:: REQUIREMENT ::
Retype the records below word for word and omit any image.

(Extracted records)
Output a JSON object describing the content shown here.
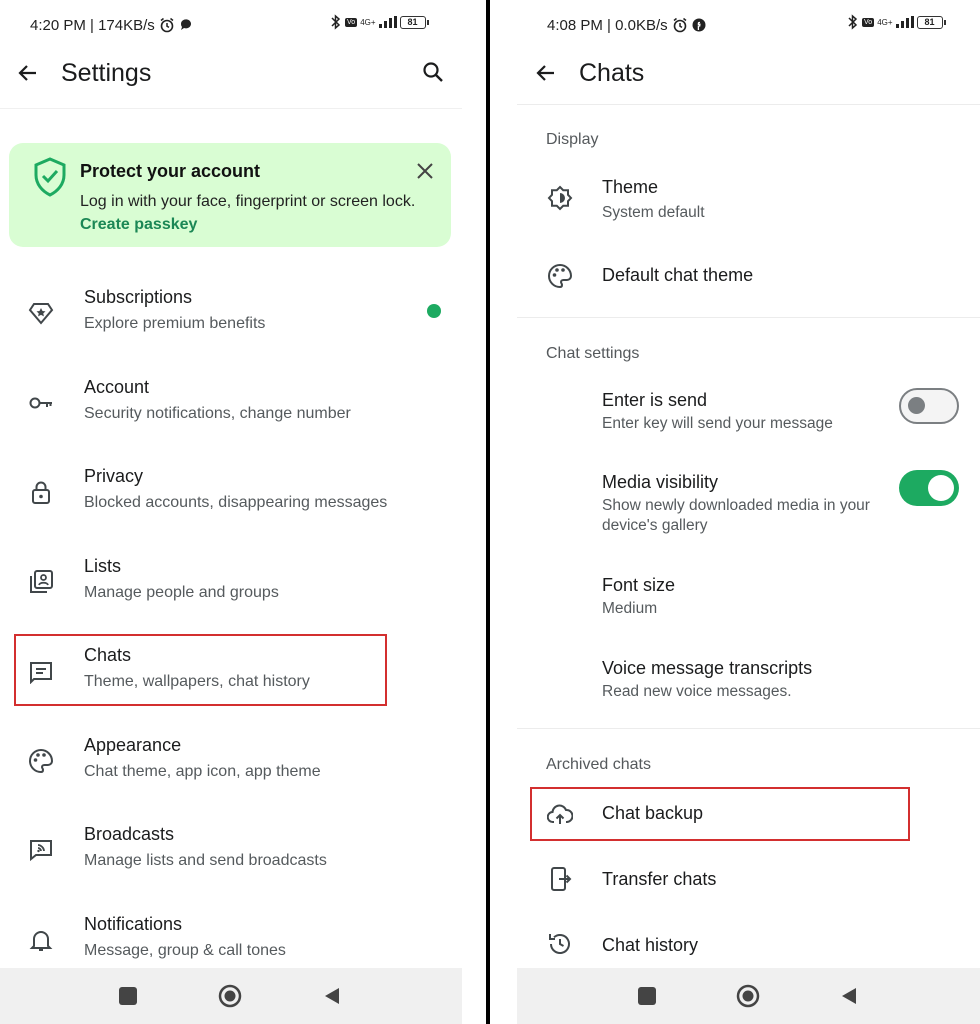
{
  "colors": {
    "accent": "#1daa61",
    "highlight": "#d32f2f",
    "banner_bg": "#d9fdd3",
    "link": "#1b8755"
  },
  "left": {
    "status": {
      "time_speed": "4:20 PM | 174KB/s",
      "battery": "81",
      "network": "4G+"
    },
    "header": {
      "title": "Settings"
    },
    "banner": {
      "title": "Protect your account",
      "text": "Log in with your face, fingerprint or screen lock. ",
      "link": "Create passkey"
    },
    "items": [
      {
        "title": "Subscriptions",
        "subtitle": "Explore premium benefits",
        "icon": "premium-badge-icon"
      },
      {
        "title": "Account",
        "subtitle": "Security notifications, change number",
        "icon": "key-icon"
      },
      {
        "title": "Privacy",
        "subtitle": "Blocked accounts, disappearing messages",
        "icon": "lock-icon"
      },
      {
        "title": "Lists",
        "subtitle": "Manage people and groups",
        "icon": "contacts-list-icon"
      },
      {
        "title": "Chats",
        "subtitle": "Theme, wallpapers, chat history",
        "icon": "chat-icon"
      },
      {
        "title": "Appearance",
        "subtitle": "Chat theme, app icon, app theme",
        "icon": "palette-icon"
      },
      {
        "title": "Broadcasts",
        "subtitle": "Manage lists and send broadcasts",
        "icon": "broadcast-icon"
      },
      {
        "title": "Notifications",
        "subtitle": "Message, group & call tones",
        "icon": "bell-icon"
      }
    ]
  },
  "right": {
    "status": {
      "time_speed": "4:08 PM | 0.0KB/s",
      "battery": "81",
      "network": "4G+"
    },
    "header": {
      "title": "Chats"
    },
    "sections": {
      "display": "Display",
      "chat_settings": "Chat settings",
      "archived": "Archived chats"
    },
    "display_items": [
      {
        "title": "Theme",
        "subtitle": "System default",
        "icon": "theme-icon"
      },
      {
        "title": "Default chat theme",
        "icon": "palette-icon"
      }
    ],
    "chat_settings": [
      {
        "title": "Enter is send",
        "subtitle": "Enter key will send your message",
        "toggle": false
      },
      {
        "title": "Media visibility",
        "subtitle": "Show newly downloaded media in your device's gallery",
        "toggle": true
      },
      {
        "title": "Font size",
        "subtitle": "Medium"
      },
      {
        "title": "Voice message transcripts",
        "subtitle": "Read new voice messages."
      }
    ],
    "archived_items": [
      {
        "title": "Chat backup",
        "icon": "cloud-upload-icon"
      },
      {
        "title": "Transfer chats",
        "icon": "phone-transfer-icon"
      },
      {
        "title": "Chat history",
        "icon": "history-icon"
      }
    ]
  }
}
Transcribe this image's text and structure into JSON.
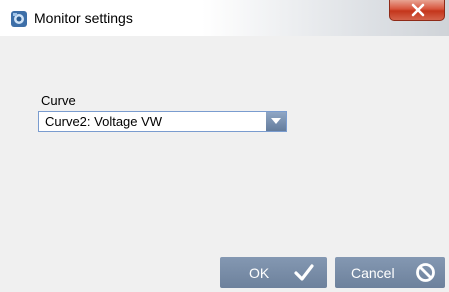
{
  "window": {
    "title": "Monitor settings",
    "icon": "app-icon",
    "close_icon": "close-icon"
  },
  "form": {
    "curve_label": "Curve",
    "curve_value": "Curve2: Voltage VW",
    "dropdown_icon": "chevron-down-icon"
  },
  "buttons": {
    "ok_label": "OK",
    "ok_icon": "checkmark-icon",
    "cancel_label": "Cancel",
    "cancel_icon": "prohibited-icon"
  },
  "colors": {
    "button_bg": "#7a8ea8",
    "close_red": "#c4351b",
    "dialog_bg": "#f0f0f0"
  }
}
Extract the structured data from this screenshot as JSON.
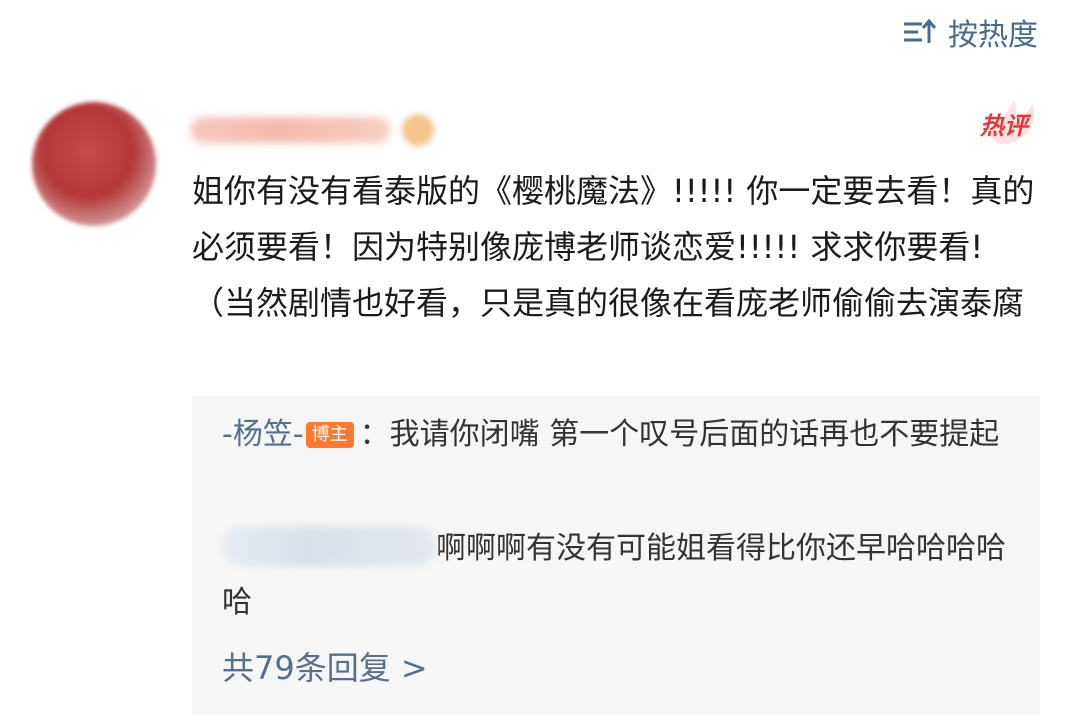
{
  "sort": {
    "label": "按热度",
    "icon": "sort-icon"
  },
  "comment": {
    "avatar_icon": "avatar",
    "hot_label": "热评",
    "text": "姐你有没有看泰版的《樱桃魔法》!!!!! 你一定要去看！真的必须要看！因为特别像庞博老师谈恋爱!!!!! 求求你要看!（当然剧情也好看，只是真的很像在看庞老师偷偷去演泰腐"
  },
  "replies": [
    {
      "author": "-杨笠-",
      "badge": "博主",
      "separator": "：",
      "text": "我请你闭嘴 第一个叹号后面的话再也不要提起"
    },
    {
      "text": "啊啊啊有没有可能姐看得比你还早哈哈哈哈哈"
    }
  ],
  "view_all_label": "共79条回复 >",
  "colors": {
    "link": "#55708f",
    "hot": "#e4393c",
    "badge": "#ff7a2e",
    "reply_bg": "#f6f6f6"
  }
}
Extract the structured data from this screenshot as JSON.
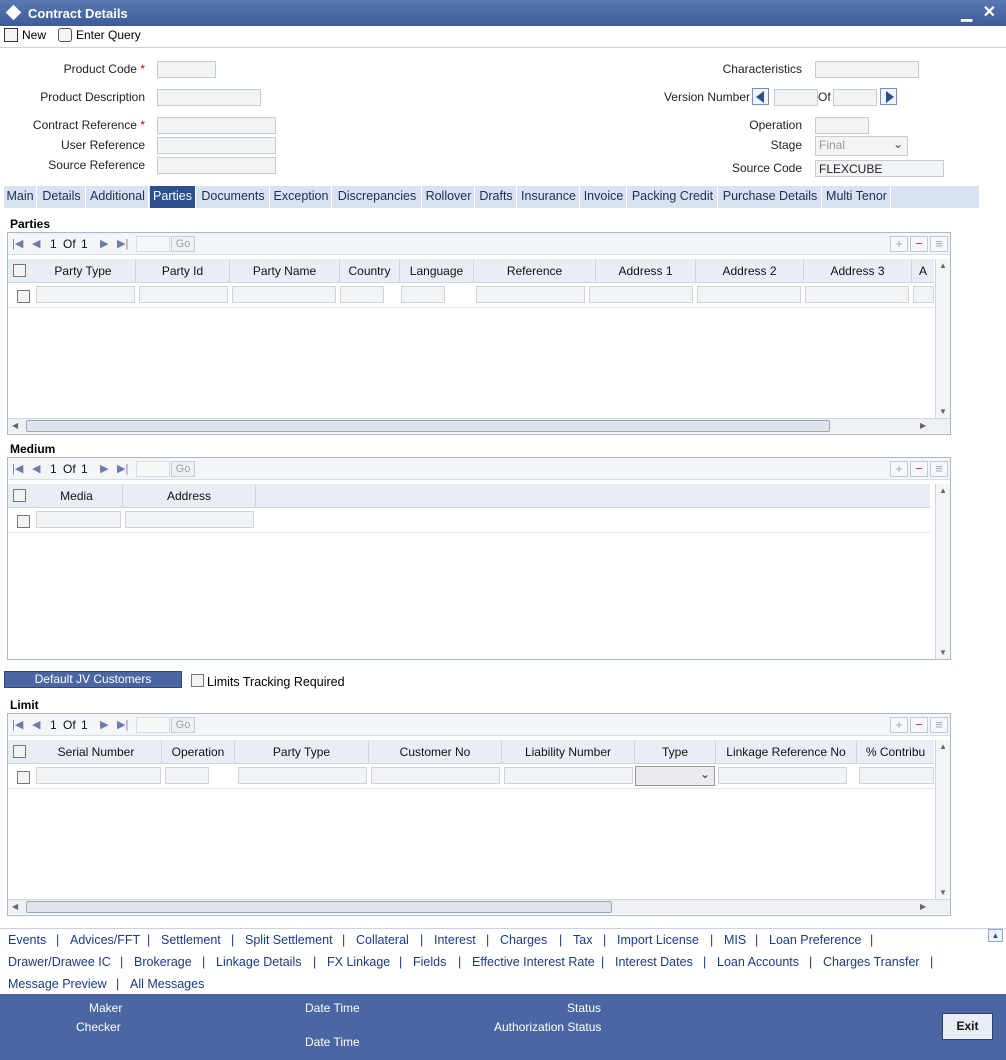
{
  "window": {
    "title": "Contract Details"
  },
  "toolbar": {
    "new_label": "New",
    "enter_query_label": "Enter Query"
  },
  "form": {
    "product_code_label": "Product Code",
    "product_description_label": "Product Description",
    "contract_reference_label": "Contract Reference",
    "user_reference_label": "User Reference",
    "source_reference_label": "Source Reference",
    "characteristics_label": "Characteristics",
    "version_number_label": "Version Number",
    "of_label": "Of",
    "operation_label": "Operation",
    "stage_label": "Stage",
    "stage_value": "Final",
    "source_code_label": "Source Code",
    "source_code_value": "FLEXCUBE",
    "required_mark": "*"
  },
  "tabs": [
    "Main",
    "Details",
    "Additional",
    "Parties",
    "Documents",
    "Exception",
    "Discrepancies",
    "Rollover",
    "Drafts",
    "Insurance",
    "Invoice",
    "Packing Credit",
    "Purchase Details",
    "Multi Tenor"
  ],
  "active_tab": "Parties",
  "parties": {
    "title": "Parties",
    "page": "1",
    "of_label": "Of",
    "total": "1",
    "go_label": "Go",
    "columns": [
      "Party Type",
      "Party Id",
      "Party Name",
      "Country",
      "Language",
      "Reference",
      "Address 1",
      "Address 2",
      "Address 3",
      "A"
    ]
  },
  "medium": {
    "title": "Medium",
    "page": "1",
    "of_label": "Of",
    "total": "1",
    "go_label": "Go",
    "columns": [
      "Media",
      "Address"
    ]
  },
  "jv": {
    "default_jv_label": "Default JV Customers",
    "limits_tracking_label": "Limits Tracking Required"
  },
  "limit": {
    "title": "Limit",
    "page": "1",
    "of_label": "Of",
    "total": "1",
    "go_label": "Go",
    "columns": [
      "Serial Number",
      "Operation",
      "Party Type",
      "Customer No",
      "Liability Number",
      "Type",
      "Linkage Reference No",
      "% Contribu"
    ]
  },
  "links": {
    "row1": [
      "Events",
      "Advices/FFT",
      "Settlement",
      "Split Settlement",
      "Collateral",
      "Interest",
      "Charges",
      "Tax",
      "Import License",
      "MIS",
      "Loan Preference"
    ],
    "row2": [
      "Drawer/Drawee IC",
      "Brokerage",
      "Linkage Details",
      "FX Linkage",
      "Fields",
      "Effective Interest Rate",
      "Interest Dates",
      "Loan Accounts",
      "Charges Transfer"
    ],
    "row3": [
      "Message Preview",
      "All Messages"
    ],
    "separator": "|"
  },
  "footer": {
    "maker_label": "Maker",
    "checker_label": "Checker",
    "datetime_label": "Date Time",
    "status_label": "Status",
    "auth_status_label": "Authorization Status",
    "exit_label": "Exit"
  },
  "colors": {
    "accent": "#4a67a3",
    "active_tab": "#2c4f8f",
    "link": "#1a3a8a",
    "required": "#dd0000"
  }
}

:: TASK RESULT ::
Output a JSON object describing the content shown here.
{
  "colors": {
    "accent": "#1daa61",
    "highlight": "#d32f2f",
    "banner_bg": "#d9fdd3",
    "link": "#1b8755"
  },
  "left": {
    "status": {
      "time_speed": "4:20 PM | 174KB/s",
      "battery": "81",
      "network": "4G+"
    },
    "header": {
      "title": "Settings"
    },
    "banner": {
      "title": "Protect your account",
      "text": "Log in with your face, fingerprint or screen lock. ",
      "link": "Create passkey"
    },
    "items": [
      {
        "title": "Subscriptions",
        "subtitle": "Explore premium benefits",
        "icon": "premium-badge-icon"
      },
      {
        "title": "Account",
        "subtitle": "Security notifications, change number",
        "icon": "key-icon"
      },
      {
        "title": "Privacy",
        "subtitle": "Blocked accounts, disappearing messages",
        "icon": "lock-icon"
      },
      {
        "title": "Lists",
        "subtitle": "Manage people and groups",
        "icon": "contacts-list-icon"
      },
      {
        "title": "Chats",
        "subtitle": "Theme, wallpapers, chat history",
        "icon": "chat-icon"
      },
      {
        "title": "Appearance",
        "subtitle": "Chat theme, app icon, app theme",
        "icon": "palette-icon"
      },
      {
        "title": "Broadcasts",
        "subtitle": "Manage lists and send broadcasts",
        "icon": "broadcast-icon"
      },
      {
        "title": "Notifications",
        "subtitle": "Message, group & call tones",
        "icon": "bell-icon"
      }
    ]
  },
  "right": {
    "status": {
      "time_speed": "4:08 PM | 0.0KB/s",
      "battery": "81",
      "network": "4G+"
    },
    "header": {
      "title": "Chats"
    },
    "sections": {
      "display": "Display",
      "chat_settings": "Chat settings",
      "archived": "Archived chats"
    },
    "display_items": [
      {
        "title": "Theme",
        "subtitle": "System default",
        "icon": "theme-icon"
      },
      {
        "title": "Default chat theme",
        "icon": "palette-icon"
      }
    ],
    "chat_settings": [
      {
        "title": "Enter is send",
        "subtitle": "Enter key will send your message",
        "toggle": false
      },
      {
        "title": "Media visibility",
        "subtitle": "Show newly downloaded media in your device's gallery",
        "toggle": true
      },
      {
        "title": "Font size",
        "subtitle": "Medium"
      },
      {
        "title": "Voice message transcripts",
        "subtitle": "Read new voice messages."
      }
    ],
    "archived_items": [
      {
        "title": "Chat backup",
        "icon": "cloud-upload-icon"
      },
      {
        "title": "Transfer chats",
        "icon": "phone-transfer-icon"
      },
      {
        "title": "Chat history",
        "icon": "history-icon"
      }
    ]
  }
}
Transcribe this image's text and structure into JSON.
{
  "window": {
    "title": "Monitor settings",
    "icon": "app-icon",
    "close_icon": "close-icon"
  },
  "form": {
    "curve_label": "Curve",
    "curve_value": "Curve2: Voltage VW",
    "dropdown_icon": "chevron-down-icon"
  },
  "buttons": {
    "ok_label": "OK",
    "ok_icon": "checkmark-icon",
    "cancel_label": "Cancel",
    "cancel_icon": "prohibited-icon"
  },
  "colors": {
    "button_bg": "#7a8ea8",
    "close_red": "#c4351b",
    "dialog_bg": "#f0f0f0"
  }
}
Extract the structured data from this screenshot as JSON.
{
  "sort": {
    "label": "按热度",
    "icon": "sort-icon"
  },
  "comment": {
    "avatar_icon": "avatar",
    "hot_label": "热评",
    "text": "姐你有没有看泰版的《樱桃魔法》!!!!! 你一定要去看！真的必须要看！因为特别像庞博老师谈恋爱!!!!! 求求你要看!（当然剧情也好看，只是真的很像在看庞老师偷偷去演泰腐"
  },
  "replies": [
    {
      "author": "-杨笠-",
      "badge": "博主",
      "separator": "：",
      "text": "我请你闭嘴 第一个叹号后面的话再也不要提起"
    },
    {
      "text": "啊啊啊有没有可能姐看得比你还早哈哈哈哈哈"
    }
  ],
  "view_all_label": "共79条回复 >",
  "colors": {
    "link": "#55708f",
    "hot": "#e4393c",
    "badge": "#ff7a2e",
    "reply_bg": "#f6f6f6"
  }
}
Extract the structured data from this screenshot as JSON.
{
  "window": {
    "title": "Contract Details"
  },
  "toolbar": {
    "new_label": "New",
    "enter_query_label": "Enter Query"
  },
  "form": {
    "product_code_label": "Product Code",
    "product_description_label": "Product Description",
    "contract_reference_label": "Contract Reference",
    "user_reference_label": "User Reference",
    "source_reference_label": "Source Reference",
    "characteristics_label": "Characteristics",
    "version_number_label": "Version Number",
    "of_label": "Of",
    "operation_label": "Operation",
    "stage_label": "Stage",
    "stage_value": "Final",
    "source_code_label": "Source Code",
    "source_code_value": "FLEXCUBE",
    "required_mark": "*"
  },
  "tabs": [
    "Main",
    "Details",
    "Additional",
    "Parties",
    "Documents",
    "Exception",
    "Discrepancies",
    "Rollover",
    "Drafts",
    "Insurance",
    "Invoice",
    "Packing Credit",
    "Purchase Details",
    "Multi Tenor"
  ],
  "active_tab": "Parties",
  "parties": {
    "title": "Parties",
    "page": "1",
    "of_label": "Of",
    "total": "1",
    "go_label": "Go",
    "columns": [
      "Party Type",
      "Party Id",
      "Party Name",
      "Country",
      "Language",
      "Reference",
      "Address 1",
      "Address 2",
      "Address 3",
      "A"
    ]
  },
  "medium": {
    "title": "Medium",
    "page": "1",
    "of_label": "Of",
    "total": "1",
    "go_label": "Go",
    "columns": [
      "Media",
      "Address"
    ]
  },
  "jv": {
    "default_jv_label": "Default JV Customers",
    "limits_tracking_label": "Limits Tracking Required"
  },
  "limit": {
    "title": "Limit",
    "page": "1",
    "of_label": "Of",
    "total": "1",
    "go_label": "Go",
    "columns": [
      "Serial Number",
      "Operation",
      "Party Type",
      "Customer No",
      "Liability Number",
      "Type",
      "Linkage Reference No",
      "% Contribu"
    ]
  },
  "links": {
    "row1": [
      "Events",
      "Advices/FFT",
      "Settlement",
      "Split Settlement",
      "Collateral",
      "Interest",
      "Charges",
      "Tax",
      "Import License",
      "MIS",
      "Loan Preference"
    ],
    "row2": [
      "Drawer/Drawee IC",
      "Brokerage",
      "Linkage Details",
      "FX Linkage",
      "Fields",
      "Effective Interest Rate",
      "Interest Dates",
      "Loan Accounts",
      "Charges Transfer"
    ],
    "row3": [
      "Message Preview",
      "All Messages"
    ],
    "separator": "|"
  },
  "footer": {
    "maker_label": "Maker",
    "checker_label": "Checker",
    "datetime_label": "Date Time",
    "status_label": "Status",
    "auth_status_label": "Authorization Status",
    "exit_label": "Exit"
  },
  "colors": {
    "accent": "#4a67a3",
    "active_tab": "#2c4f8f",
    "link": "#1a3a8a",
    "required": "#dd0000"
  }
}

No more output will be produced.